▶ [WHAT YOU NEED TO DO] Set down the records once more, please, exactly and with the pictures left out.

:: SUPPLIED MATERIAL

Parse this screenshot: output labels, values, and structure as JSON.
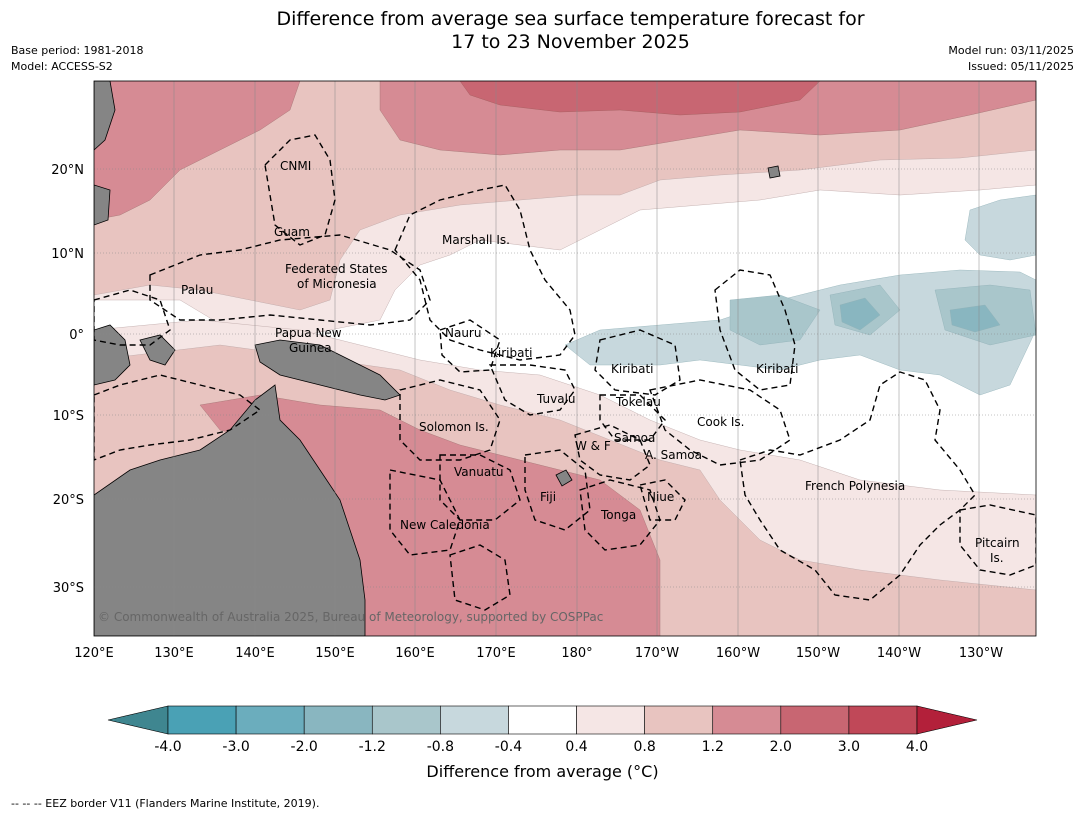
{
  "title": {
    "line1": "Difference from average sea surface temperature forecast for",
    "line2": "17 to 23 November 2025"
  },
  "meta": {
    "base_period": "Base period: 1981-2018",
    "model": "Model: ACCESS-S2",
    "model_run": "Model run: 03/11/2025",
    "issued": "Issued: 05/11/2025"
  },
  "copyright": "© Commonwealth of Australia 2025, Bureau of Meteorology, supported by COSPPac",
  "axes": {
    "lon_labels": [
      "120°E",
      "130°E",
      "140°E",
      "150°E",
      "160°E",
      "170°E",
      "180°",
      "170°W",
      "160°W",
      "150°W",
      "140°W",
      "130°W"
    ],
    "lat_labels": [
      "20°N",
      "10°N",
      "0°",
      "10°S",
      "20°S",
      "30°S"
    ]
  },
  "regions": [
    "CNMI",
    "Guam",
    "Marshall Is.",
    "Federated States",
    "of Micronesia",
    "Palau",
    "Papua New",
    "Guinea",
    "Nauru",
    "Kiribati",
    "Kiribati",
    "Kiribati",
    "Tuvalu",
    "Tokelau",
    "Solomon Is.",
    "Cook Is.",
    "Samoa",
    "W & F",
    "A. Samoa",
    "Vanuatu",
    "Fiji",
    "Niue",
    "French Polynesia",
    "Tonga",
    "New Caledonia",
    "Pitcairn",
    "Is."
  ],
  "colorbar": {
    "title": "Difference from average (°C)",
    "tick_labels": [
      "-4.0",
      "-3.0",
      "-2.0",
      "-1.2",
      "-0.8",
      "-0.4",
      "0.4",
      "0.8",
      "1.2",
      "2.0",
      "3.0",
      "4.0"
    ],
    "colors": [
      "#3f8690",
      "#4aa1b5",
      "#6badbd",
      "#89b6c0",
      "#a9c6cb",
      "#c7d8dd",
      "#ffffff",
      "#f5e6e5",
      "#e8c4c0",
      "#d68b94",
      "#c86672",
      "#c04858",
      "#b3203a"
    ]
  },
  "colors": {
    "land": "#858585",
    "ocean_neutral": "#ffffff"
  },
  "legend_note": "--  --  -- EEZ border V11 (Flanders Marine Institute, 2019)."
}
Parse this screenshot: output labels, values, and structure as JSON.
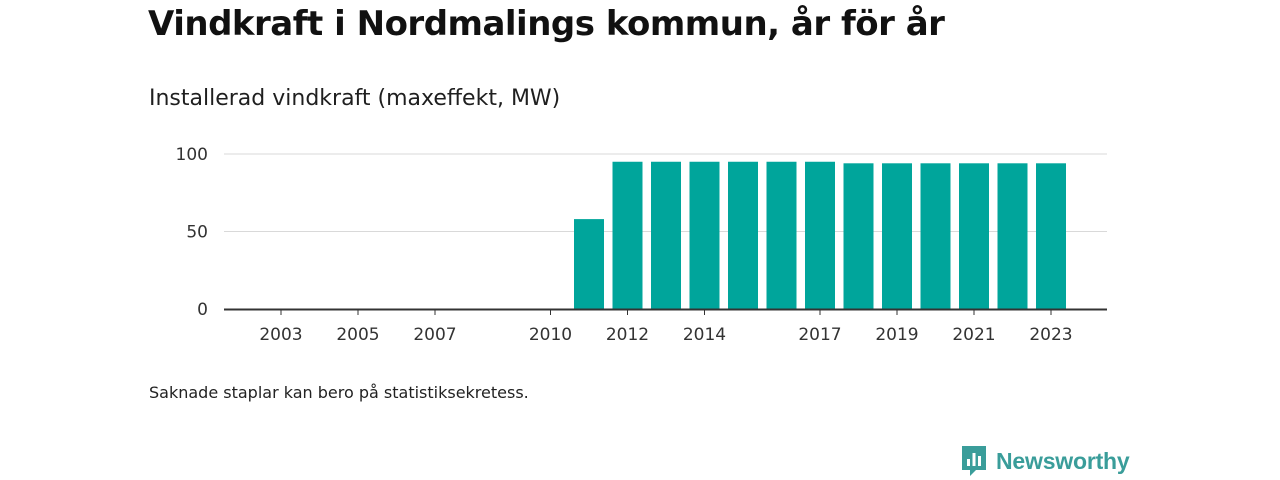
{
  "header": {
    "title": "Vindkraft i Nordmalings kommun, år för år",
    "subtitle": "Installerad vindkraft (maxeffekt, MW)"
  },
  "footer": {
    "note": "Saknade staplar kan bero på statistiksekretess.",
    "brand": "Newsworthy"
  },
  "colors": {
    "bar": "#00a59b",
    "grid": "#d9d9d9",
    "axis": "#333333",
    "brand": "#3a9d9a"
  },
  "chart_data": {
    "type": "bar",
    "categories": [
      "2002",
      "2003",
      "2004",
      "2005",
      "2006",
      "2007",
      "2008",
      "2009",
      "2010",
      "2011",
      "2012",
      "2013",
      "2014",
      "2015",
      "2016",
      "2017",
      "2018",
      "2019",
      "2020",
      "2021",
      "2022",
      "2023"
    ],
    "values": [
      0,
      0,
      0,
      0,
      0,
      0,
      0,
      0,
      0,
      58,
      95,
      95,
      95,
      95,
      95,
      95,
      94,
      94,
      94,
      94,
      94,
      94
    ],
    "x_tick_labels": [
      "2003",
      "2005",
      "2007",
      "2010",
      "2012",
      "2014",
      "2017",
      "2019",
      "2021",
      "2023"
    ],
    "y_ticks": [
      "0",
      "50",
      "100"
    ],
    "ylim": [
      0,
      100
    ],
    "xlabel": "",
    "ylabel": "",
    "grid": true,
    "legend": "none"
  }
}
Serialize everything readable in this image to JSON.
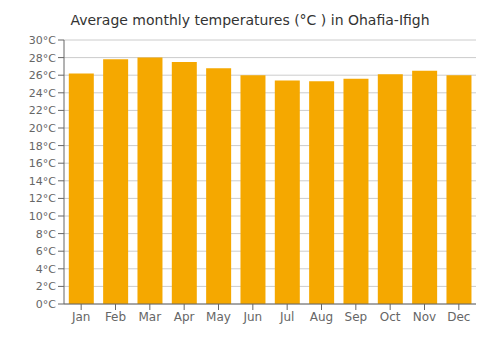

::::

▶ [CORRECT OUTPUT]
Parse this screenshot: output labels, values, and structure as JSON.
{
  "title": {
    "line1": "Difference from average sea surface temperature forecast for",
    "line2": "17 to 23 November 2025"
  },
  "meta": {
    "base_period": "Base period: 1981-2018",
    "model": "Model: ACCESS-S2",
    "model_run": "Model run: 03/11/2025",
    "issued": "Issued: 05/11/2025"
  },
  "copyright": "© Commonwealth of Australia 2025, Bureau of Meteorology, supported by COSPPac",
  "axes": {
    "lon_labels": [
      "120°E",
      "130°E",
      "140°E",
      "150°E",
      "160°E",
      "170°E",
      "180°",
      "170°W",
      "160°W",
      "150°W",
      "140°W",
      "130°W"
    ],
    "lat_labels": [
      "20°N",
      "10°N",
      "0°",
      "10°S",
      "20°S",
      "30°S"
    ]
  },
  "regions": [
    "CNMI",
    "Guam",
    "Marshall Is.",
    "Federated States",
    "of Micronesia",
    "Palau",
    "Papua New",
    "Guinea",
    "Nauru",
    "Kiribati",
    "Kiribati",
    "Kiribati",
    "Tuvalu",
    "Tokelau",
    "Solomon Is.",
    "Cook Is.",
    "Samoa",
    "W & F",
    "A. Samoa",
    "Vanuatu",
    "Fiji",
    "Niue",
    "French Polynesia",
    "Tonga",
    "New Caledonia",
    "Pitcairn",
    "Is."
  ],
  "colorbar": {
    "title": "Difference from average (°C)",
    "tick_labels": [
      "-4.0",
      "-3.0",
      "-2.0",
      "-1.2",
      "-0.8",
      "-0.4",
      "0.4",
      "0.8",
      "1.2",
      "2.0",
      "3.0",
      "4.0"
    ],
    "colors": [
      "#3f8690",
      "#4aa1b5",
      "#6badbd",
      "#89b6c0",
      "#a9c6cb",
      "#c7d8dd",
      "#ffffff",
      "#f5e6e5",
      "#e8c4c0",
      "#d68b94",
      "#c86672",
      "#c04858",
      "#b3203a"
    ]
  },
  "colors": {
    "land": "#858585",
    "ocean_neutral": "#ffffff"
  },
  "legend_note": "--  --  -- EEZ border V11 (Flanders Marine Institute, 2019)."
}
Parse this screenshot: output labels, values, and structure as JSON.
{
  "header": {
    "title": "Vindkraft i Nordmalings kommun, år för år",
    "subtitle": "Installerad vindkraft (maxeffekt, MW)"
  },
  "footer": {
    "note": "Saknade staplar kan bero på statistiksekretess.",
    "brand": "Newsworthy"
  },
  "colors": {
    "bar": "#00a59b",
    "grid": "#d9d9d9",
    "axis": "#333333",
    "brand": "#3a9d9a"
  },
  "chart_data": {
    "type": "bar",
    "categories": [
      "2002",
      "2003",
      "2004",
      "2005",
      "2006",
      "2007",
      "2008",
      "2009",
      "2010",
      "2011",
      "2012",
      "2013",
      "2014",
      "2015",
      "2016",
      "2017",
      "2018",
      "2019",
      "2020",
      "2021",
      "2022",
      "2023"
    ],
    "values": [
      0,
      0,
      0,
      0,
      0,
      0,
      0,
      0,
      0,
      58,
      95,
      95,
      95,
      95,
      95,
      95,
      94,
      94,
      94,
      94,
      94,
      94
    ],
    "x_tick_labels": [
      "2003",
      "2005",
      "2007",
      "2010",
      "2012",
      "2014",
      "2017",
      "2019",
      "2021",
      "2023"
    ],
    "y_ticks": [
      "0",
      "50",
      "100"
    ],
    "ylim": [
      0,
      100
    ],
    "xlabel": "",
    "ylabel": "",
    "grid": true,
    "legend": "none"
  }
}
Serialize everything readable in this image to JSON.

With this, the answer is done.